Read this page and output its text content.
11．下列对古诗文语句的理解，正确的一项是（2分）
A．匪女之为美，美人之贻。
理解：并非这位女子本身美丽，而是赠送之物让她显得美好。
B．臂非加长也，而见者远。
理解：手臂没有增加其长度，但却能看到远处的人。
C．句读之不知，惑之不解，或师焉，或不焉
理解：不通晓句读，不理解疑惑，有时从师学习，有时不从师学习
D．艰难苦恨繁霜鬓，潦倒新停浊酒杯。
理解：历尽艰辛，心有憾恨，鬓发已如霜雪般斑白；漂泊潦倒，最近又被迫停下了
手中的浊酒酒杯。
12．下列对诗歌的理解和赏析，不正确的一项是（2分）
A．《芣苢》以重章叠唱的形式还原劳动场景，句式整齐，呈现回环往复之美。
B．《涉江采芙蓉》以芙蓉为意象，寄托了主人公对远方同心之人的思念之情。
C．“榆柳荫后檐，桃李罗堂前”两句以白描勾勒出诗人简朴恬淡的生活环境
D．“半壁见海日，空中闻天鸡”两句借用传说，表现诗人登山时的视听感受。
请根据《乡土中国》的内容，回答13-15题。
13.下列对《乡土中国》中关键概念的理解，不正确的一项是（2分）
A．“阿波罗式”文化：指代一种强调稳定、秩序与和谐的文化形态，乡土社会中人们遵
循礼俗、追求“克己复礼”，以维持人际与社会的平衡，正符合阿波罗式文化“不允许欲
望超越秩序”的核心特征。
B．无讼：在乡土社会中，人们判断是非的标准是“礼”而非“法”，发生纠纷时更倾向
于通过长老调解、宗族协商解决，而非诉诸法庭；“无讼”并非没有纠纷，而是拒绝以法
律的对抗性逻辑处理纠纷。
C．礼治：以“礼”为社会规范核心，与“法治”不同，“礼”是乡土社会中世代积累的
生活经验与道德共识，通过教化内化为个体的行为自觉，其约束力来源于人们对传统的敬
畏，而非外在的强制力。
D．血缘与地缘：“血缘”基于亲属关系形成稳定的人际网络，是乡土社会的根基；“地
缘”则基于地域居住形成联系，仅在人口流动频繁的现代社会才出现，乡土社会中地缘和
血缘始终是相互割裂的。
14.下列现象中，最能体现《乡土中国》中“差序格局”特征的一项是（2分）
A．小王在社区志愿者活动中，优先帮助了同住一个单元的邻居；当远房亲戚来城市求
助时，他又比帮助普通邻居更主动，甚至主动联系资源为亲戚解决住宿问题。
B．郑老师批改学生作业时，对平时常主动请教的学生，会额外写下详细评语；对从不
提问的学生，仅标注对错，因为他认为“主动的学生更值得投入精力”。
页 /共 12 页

◆ TASK OBJECTIVE
Each line above is to be repeated exactly.

◆ SOLUTION TO THIS EXERCISE
Read this page and output its text content.
11．下列对古诗文语句的理解，正确的一项是（2分）
A．匪女之为美，美人之贻。
理解：并非这位女子本身美丽，而是赠送之物让她显得美好。
B．臂非加长也，而见者远。
理解：手臂没有增加其长度，但却能看到远处的人。
C．句读之不知，惑之不解，或师焉，或不焉
理解：不通晓句读，不理解疑惑，有时从师学习，有时不从师学习
D．艰难苦恨繁霜鬓，潦倒新停浊酒杯。
理解：历尽艰辛，心有憾恨，鬓发已如霜雪般斑白；漂泊潦倒，最近又被迫停下了
手中的浊酒酒杯。
12．下列对诗歌的理解和赏析，不正确的一项是（2分）
A．《芣苢》以重章叠唱的形式还原劳动场景，句式整齐，呈现回环往复之美。
B．《涉江采芙蓉》以芙蓉为意象，寄托了主人公对远方同心之人的思念之情。
C．“榆柳荫后檐，桃李罗堂前”两句以白描勾勒出诗人简朴恬淡的生活环境
D．“半壁见海日，空中闻天鸡”两句借用传说，表现诗人登山时的视听感受。
请根据《乡土中国》的内容，回答13-15题。
13.下列对《乡土中国》中关键概念的理解，不正确的一项是（2分）
A．“阿波罗式”文化：指代一种强调稳定、秩序与和谐的文化形态，乡土社会中人们遵
循礼俗、追求“克己复礼”，以维持人际与社会的平衡，正符合阿波罗式文化“不允许欲
望超越秩序”的核心特征。
B．无讼：在乡土社会中，人们判断是非的标准是“礼”而非“法”，发生纠纷时更倾向
于通过长老调解、宗族协商解决，而非诉诸法庭；“无讼”并非没有纠纷，而是拒绝以法
律的对抗性逻辑处理纠纷。
C．礼治：以“礼”为社会规范核心，与“法治”不同，“礼”是乡土社会中世代积累的
生活经验与道德共识，通过教化内化为个体的行为自觉，其约束力来源于人们对传统的敬
畏，而非外在的强制力。
D．血缘与地缘：“血缘”基于亲属关系形成稳定的人际网络，是乡土社会的根基；“地
缘”则基于地域居住形成联系，仅在人口流动频繁的现代社会才出现，乡土社会中地缘和
血缘始终是相互割裂的。
14.下列现象中，最能体现《乡土中国》中“差序格局”特征的一项是（2分）
A．小王在社区志愿者活动中，优先帮助了同住一个单元的邻居；当远房亲戚来城市求
助时，他又比帮助普通邻居更主动，甚至主动联系资源为亲戚解决住宿问题。
B．郑老师批改学生作业时，对平时常主动请教的学生，会额外写下详细评语；对从不
提问的学生，仅标注对错，因为他认为“主动的学生更值得投入精力”。
页 /共 12 页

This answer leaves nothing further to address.